> _Given request_
Every line below must be reproduced exactly. Copy them all.

> _Information given_
****************
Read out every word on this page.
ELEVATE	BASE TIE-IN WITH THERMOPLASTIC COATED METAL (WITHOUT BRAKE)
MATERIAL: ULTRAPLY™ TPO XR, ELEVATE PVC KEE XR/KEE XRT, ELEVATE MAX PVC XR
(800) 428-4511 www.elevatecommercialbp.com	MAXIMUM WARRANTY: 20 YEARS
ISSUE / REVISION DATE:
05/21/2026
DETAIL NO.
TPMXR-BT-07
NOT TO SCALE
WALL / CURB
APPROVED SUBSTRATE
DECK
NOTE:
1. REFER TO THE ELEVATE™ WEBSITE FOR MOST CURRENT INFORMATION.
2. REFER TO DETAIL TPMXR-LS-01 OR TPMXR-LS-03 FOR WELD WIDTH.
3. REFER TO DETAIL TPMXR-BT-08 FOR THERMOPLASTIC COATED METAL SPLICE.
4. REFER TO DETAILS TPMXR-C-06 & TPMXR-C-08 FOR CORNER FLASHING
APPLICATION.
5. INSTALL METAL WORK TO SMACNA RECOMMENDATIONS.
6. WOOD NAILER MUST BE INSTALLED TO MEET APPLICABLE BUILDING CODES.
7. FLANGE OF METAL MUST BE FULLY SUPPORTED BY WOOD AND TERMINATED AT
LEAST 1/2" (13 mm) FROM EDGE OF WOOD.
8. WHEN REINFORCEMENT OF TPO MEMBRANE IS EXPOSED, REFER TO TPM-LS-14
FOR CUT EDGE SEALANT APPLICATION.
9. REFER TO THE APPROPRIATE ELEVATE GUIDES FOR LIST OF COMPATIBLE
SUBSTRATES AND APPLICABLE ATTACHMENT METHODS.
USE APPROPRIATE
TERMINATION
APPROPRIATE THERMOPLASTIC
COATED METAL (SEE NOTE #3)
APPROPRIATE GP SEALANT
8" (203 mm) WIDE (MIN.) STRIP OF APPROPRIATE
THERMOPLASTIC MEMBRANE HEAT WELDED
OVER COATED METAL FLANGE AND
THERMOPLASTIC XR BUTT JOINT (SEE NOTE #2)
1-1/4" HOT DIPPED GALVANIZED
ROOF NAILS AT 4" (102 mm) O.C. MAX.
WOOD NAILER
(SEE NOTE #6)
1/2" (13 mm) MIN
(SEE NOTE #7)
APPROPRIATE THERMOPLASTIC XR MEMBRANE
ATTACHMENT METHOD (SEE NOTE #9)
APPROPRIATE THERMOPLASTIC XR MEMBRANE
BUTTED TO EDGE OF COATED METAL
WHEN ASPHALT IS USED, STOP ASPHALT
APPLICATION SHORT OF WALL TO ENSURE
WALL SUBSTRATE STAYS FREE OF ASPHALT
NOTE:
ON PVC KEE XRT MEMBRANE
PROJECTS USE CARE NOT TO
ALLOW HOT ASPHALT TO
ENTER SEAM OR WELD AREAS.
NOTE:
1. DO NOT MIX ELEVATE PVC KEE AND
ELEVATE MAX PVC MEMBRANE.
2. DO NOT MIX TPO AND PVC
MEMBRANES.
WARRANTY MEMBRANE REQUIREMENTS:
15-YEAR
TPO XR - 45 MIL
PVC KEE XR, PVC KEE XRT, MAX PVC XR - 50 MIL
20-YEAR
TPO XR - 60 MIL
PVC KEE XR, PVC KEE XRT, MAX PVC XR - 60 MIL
****************
> _Finished answer_
Read out every word on this page.
ELEVATE	BASE TIE-IN WITH THERMOPLASTIC COATED METAL (WITHOUT BRAKE)
MATERIAL: ULTRAPLY™ TPO XR, ELEVATE PVC KEE XR/KEE XRT, ELEVATE MAX PVC XR
(800) 428-4511 www.elevatecommercialbp.com	MAXIMUM WARRANTY: 20 YEARS
ISSUE / REVISION DATE:
05/21/2026
DETAIL NO.
TPMXR-BT-07
NOT TO SCALE
WALL / CURB
APPROVED SUBSTRATE
DECK
NOTE:
1. REFER TO THE ELEVATE™ WEBSITE FOR MOST CURRENT INFORMATION.
2. REFER TO DETAIL TPMXR-LS-01 OR TPMXR-LS-03 FOR WELD WIDTH.
3. REFER TO DETAIL TPMXR-BT-08 FOR THERMOPLASTIC COATED METAL SPLICE.
4. REFER TO DETAILS TPMXR-C-06 & TPMXR-C-08 FOR CORNER FLASHING
APPLICATION.
5. INSTALL METAL WORK TO SMACNA RECOMMENDATIONS.
6. WOOD NAILER MUST BE INSTALLED TO MEET APPLICABLE BUILDING CODES.
7. FLANGE OF METAL MUST BE FULLY SUPPORTED BY WOOD AND TERMINATED AT
LEAST 1/2" (13 mm) FROM EDGE OF WOOD.
8. WHEN REINFORCEMENT OF TPO MEMBRANE IS EXPOSED, REFER TO TPM-LS-14
FOR CUT EDGE SEALANT APPLICATION.
9. REFER TO THE APPROPRIATE ELEVATE GUIDES FOR LIST OF COMPATIBLE
SUBSTRATES AND APPLICABLE ATTACHMENT METHODS.
USE APPROPRIATE
TERMINATION
APPROPRIATE THERMOPLASTIC
COATED METAL (SEE NOTE #3)
APPROPRIATE GP SEALANT
8" (203 mm) WIDE (MIN.) STRIP OF APPROPRIATE
THERMOPLASTIC MEMBRANE HEAT WELDED
OVER COATED METAL FLANGE AND
THERMOPLASTIC XR BUTT JOINT (SEE NOTE #2)
1-1/4" HOT DIPPED GALVANIZED
ROOF NAILS AT 4" (102 mm) O.C. MAX.
WOOD NAILER
(SEE NOTE #6)
1/2" (13 mm) MIN
(SEE NOTE #7)
APPROPRIATE THERMOPLASTIC XR MEMBRANE
ATTACHMENT METHOD (SEE NOTE #9)
APPROPRIATE THERMOPLASTIC XR MEMBRANE
BUTTED TO EDGE OF COATED METAL
WHEN ASPHALT IS USED, STOP ASPHALT
APPLICATION SHORT OF WALL TO ENSURE
WALL SUBSTRATE STAYS FREE OF ASPHALT
NOTE:
ON PVC KEE XRT MEMBRANE
PROJECTS USE CARE NOT TO
ALLOW HOT ASPHALT TO
ENTER SEAM OR WELD AREAS.
NOTE:
1. DO NOT MIX ELEVATE PVC KEE AND
ELEVATE MAX PVC MEMBRANE.
2. DO NOT MIX TPO AND PVC
MEMBRANES.
WARRANTY MEMBRANE REQUIREMENTS:
15-YEAR
TPO XR - 45 MIL
PVC KEE XR, PVC KEE XRT, MAX PVC XR - 50 MIL
20-YEAR
TPO XR - 60 MIL
PVC KEE XR, PVC KEE XRT, MAX PVC XR - 60 MIL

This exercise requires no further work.